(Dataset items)
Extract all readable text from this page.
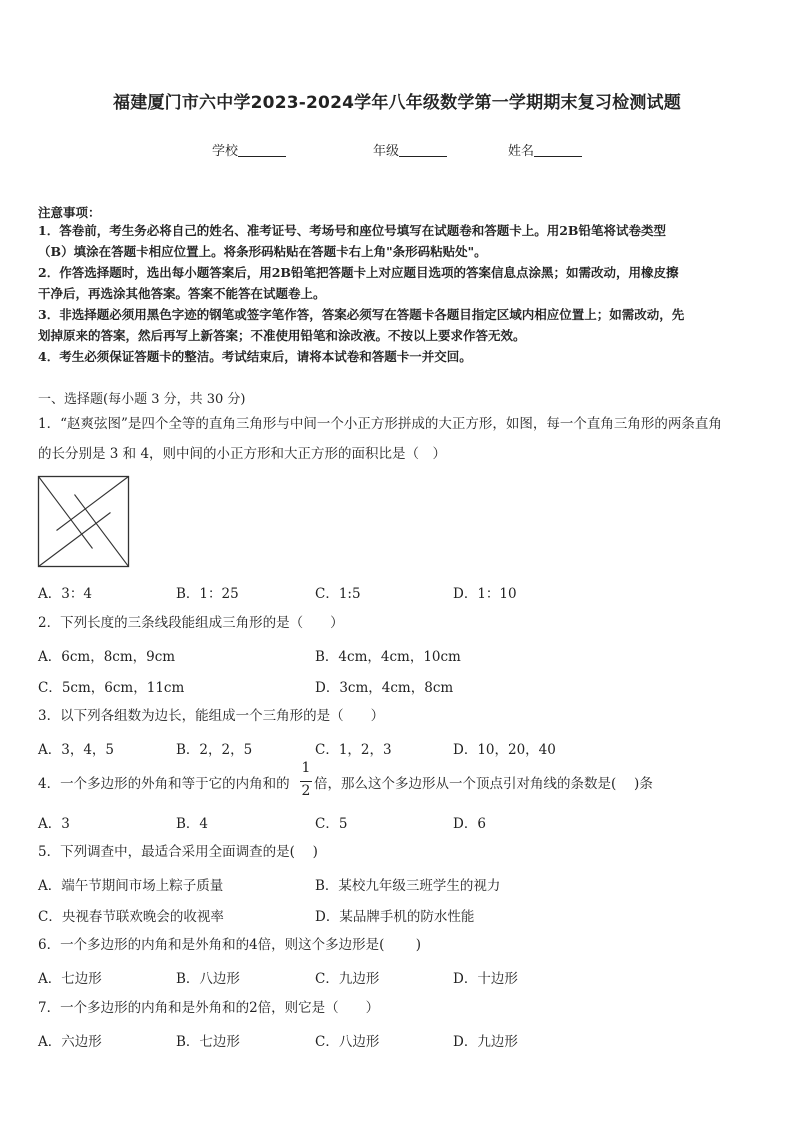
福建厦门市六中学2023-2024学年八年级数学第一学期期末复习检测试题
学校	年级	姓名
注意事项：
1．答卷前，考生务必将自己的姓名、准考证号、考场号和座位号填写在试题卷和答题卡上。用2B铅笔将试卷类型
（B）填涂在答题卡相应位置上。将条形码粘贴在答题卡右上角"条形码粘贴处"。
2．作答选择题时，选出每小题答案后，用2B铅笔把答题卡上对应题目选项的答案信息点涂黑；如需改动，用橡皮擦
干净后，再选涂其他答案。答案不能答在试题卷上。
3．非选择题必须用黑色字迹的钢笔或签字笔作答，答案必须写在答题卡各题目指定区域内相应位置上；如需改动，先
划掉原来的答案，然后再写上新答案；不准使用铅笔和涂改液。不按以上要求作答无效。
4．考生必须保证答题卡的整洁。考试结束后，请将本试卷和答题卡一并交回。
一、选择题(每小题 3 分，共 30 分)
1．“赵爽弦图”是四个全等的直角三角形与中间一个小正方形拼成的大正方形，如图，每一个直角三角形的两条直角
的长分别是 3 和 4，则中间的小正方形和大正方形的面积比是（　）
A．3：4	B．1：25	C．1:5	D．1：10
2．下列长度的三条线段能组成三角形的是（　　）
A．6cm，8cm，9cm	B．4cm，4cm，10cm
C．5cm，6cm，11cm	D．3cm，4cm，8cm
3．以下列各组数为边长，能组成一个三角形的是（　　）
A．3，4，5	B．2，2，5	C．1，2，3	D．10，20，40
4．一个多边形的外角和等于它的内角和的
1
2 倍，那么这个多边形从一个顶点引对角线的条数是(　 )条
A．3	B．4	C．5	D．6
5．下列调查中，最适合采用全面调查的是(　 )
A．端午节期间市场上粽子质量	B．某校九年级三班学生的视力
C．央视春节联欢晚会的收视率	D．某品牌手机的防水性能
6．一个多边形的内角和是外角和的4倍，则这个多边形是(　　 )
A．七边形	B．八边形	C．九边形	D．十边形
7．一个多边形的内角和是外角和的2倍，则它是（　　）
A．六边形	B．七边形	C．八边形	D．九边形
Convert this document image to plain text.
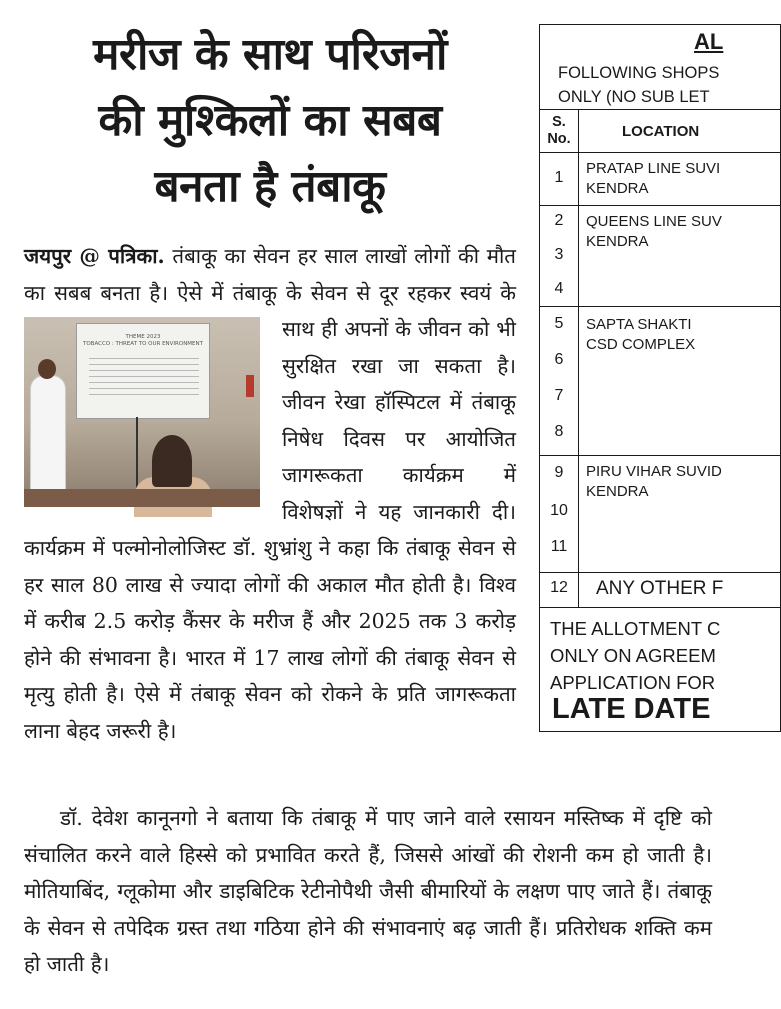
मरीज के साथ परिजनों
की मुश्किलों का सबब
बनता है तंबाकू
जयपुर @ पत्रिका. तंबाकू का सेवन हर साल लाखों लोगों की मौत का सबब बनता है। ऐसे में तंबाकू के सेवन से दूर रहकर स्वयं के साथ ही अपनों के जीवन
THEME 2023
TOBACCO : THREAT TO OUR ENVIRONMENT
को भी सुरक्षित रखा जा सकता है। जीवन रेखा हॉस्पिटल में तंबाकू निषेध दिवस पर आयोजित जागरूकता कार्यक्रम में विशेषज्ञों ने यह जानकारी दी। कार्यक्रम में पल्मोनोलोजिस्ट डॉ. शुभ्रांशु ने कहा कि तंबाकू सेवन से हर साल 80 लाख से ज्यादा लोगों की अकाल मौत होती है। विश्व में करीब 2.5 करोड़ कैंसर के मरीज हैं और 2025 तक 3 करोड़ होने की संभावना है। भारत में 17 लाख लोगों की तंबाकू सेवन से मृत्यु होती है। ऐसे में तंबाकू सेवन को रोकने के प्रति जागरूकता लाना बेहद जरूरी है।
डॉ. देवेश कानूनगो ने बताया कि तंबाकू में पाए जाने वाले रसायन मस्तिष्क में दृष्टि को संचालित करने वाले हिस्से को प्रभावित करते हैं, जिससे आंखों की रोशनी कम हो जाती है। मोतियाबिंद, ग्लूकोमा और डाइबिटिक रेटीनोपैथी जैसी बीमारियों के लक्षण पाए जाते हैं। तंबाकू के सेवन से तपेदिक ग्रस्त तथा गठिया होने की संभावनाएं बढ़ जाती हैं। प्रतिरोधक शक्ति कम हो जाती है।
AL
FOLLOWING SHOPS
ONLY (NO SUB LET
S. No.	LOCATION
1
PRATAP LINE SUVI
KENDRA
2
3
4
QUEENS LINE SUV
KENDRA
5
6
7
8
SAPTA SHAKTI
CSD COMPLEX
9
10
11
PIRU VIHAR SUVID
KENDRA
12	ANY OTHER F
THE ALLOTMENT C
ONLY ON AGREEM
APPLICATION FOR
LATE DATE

Requirement: Repeat the material above word for word, please, apart from its images.

Output of the task:
Extract all readable text from this page.
福建厦门市六中学2023-2024学年八年级数学第一学期期末复习检测试题
学校	年级	姓名
注意事项：
1．答卷前，考生务必将自己的姓名、准考证号、考场号和座位号填写在试题卷和答题卡上。用2B铅笔将试卷类型
（B）填涂在答题卡相应位置上。将条形码粘贴在答题卡右上角"条形码粘贴处"。
2．作答选择题时，选出每小题答案后，用2B铅笔把答题卡上对应题目选项的答案信息点涂黑；如需改动，用橡皮擦
干净后，再选涂其他答案。答案不能答在试题卷上。
3．非选择题必须用黑色字迹的钢笔或签字笔作答，答案必须写在答题卡各题目指定区域内相应位置上；如需改动，先
划掉原来的答案，然后再写上新答案；不准使用铅笔和涂改液。不按以上要求作答无效。
4．考生必须保证答题卡的整洁。考试结束后，请将本试卷和答题卡一并交回。
一、选择题(每小题 3 分，共 30 分)
1．“赵爽弦图”是四个全等的直角三角形与中间一个小正方形拼成的大正方形，如图，每一个直角三角形的两条直角
的长分别是 3 和 4，则中间的小正方形和大正方形的面积比是（　）
A．3：4	B．1：25	C．1:5	D．1：10
2．下列长度的三条线段能组成三角形的是（　　）
A．6cm，8cm，9cm	B．4cm，4cm，10cm
C．5cm，6cm，11cm	D．3cm，4cm，8cm
3．以下列各组数为边长，能组成一个三角形的是（　　）
A．3，4，5	B．2，2，5	C．1，2，3	D．10，20，40
4．一个多边形的外角和等于它的内角和的
1
2 倍，那么这个多边形从一个顶点引对角线的条数是(　 )条
A．3	B．4	C．5	D．6
5．下列调查中，最适合采用全面调查的是(　 )
A．端午节期间市场上粽子质量	B．某校九年级三班学生的视力
C．央视春节联欢晚会的收视率	D．某品牌手机的防水性能
6．一个多边形的内角和是外角和的4倍，则这个多边形是(　　 )
A．七边形	B．八边形	C．九边形	D．十边形
7．一个多边形的内角和是外角和的2倍，则它是（　　）
A．六边形	B．七边形	C．八边形	D．九边形
Convert this document image to plain text.
मरीज के साथ परिजनों
की मुश्किलों का सबब
बनता है तंबाकू
जयपुर @ पत्रिका. तंबाकू का सेवन हर साल लाखों लोगों की मौत का सबब बनता है। ऐसे में तंबाकू के सेवन से दूर रहकर स्वयं के साथ ही अपनों के जीवन
THEME 2023
TOBACCO : THREAT TO OUR ENVIRONMENT
को भी सुरक्षित रखा जा सकता है। जीवन रेखा हॉस्पिटल में तंबाकू निषेध दिवस पर आयोजित जागरूकता कार्यक्रम में विशेषज्ञों ने यह जानकारी दी। कार्यक्रम में पल्मोनोलोजिस्ट डॉ. शुभ्रांशु ने कहा कि तंबाकू सेवन से हर साल 80 लाख से ज्यादा लोगों की अकाल मौत होती है। विश्व में करीब 2.5 करोड़ कैंसर के मरीज हैं और 2025 तक 3 करोड़ होने की संभावना है। भारत में 17 लाख लोगों की तंबाकू सेवन से मृत्यु होती है। ऐसे में तंबाकू सेवन को रोकने के प्रति जागरूकता लाना बेहद जरूरी है।
डॉ. देवेश कानूनगो ने बताया कि तंबाकू में पाए जाने वाले रसायन मस्तिष्क में दृष्टि को संचालित करने वाले हिस्से को प्रभावित करते हैं, जिससे आंखों की रोशनी कम हो जाती है। मोतियाबिंद, ग्लूकोमा और डाइबिटिक रेटीनोपैथी जैसी बीमारियों के लक्षण पाए जाते हैं। तंबाकू के सेवन से तपेदिक ग्रस्त तथा गठिया होने की संभावनाएं बढ़ जाती हैं। प्रतिरोधक शक्ति कम हो जाती है।
AL
FOLLOWING SHOPS
ONLY (NO SUB LET
S. No.	LOCATION
1
PRATAP LINE SUVI
KENDRA
2
3
4
QUEENS LINE SUV
KENDRA
5
6
7
8
SAPTA SHAKTI
CSD COMPLEX
9
10
11
PIRU VIHAR SUVID
KENDRA
12	ANY OTHER F
THE ALLOTMENT C
ONLY ON AGREEM
APPLICATION FOR
LATE DATE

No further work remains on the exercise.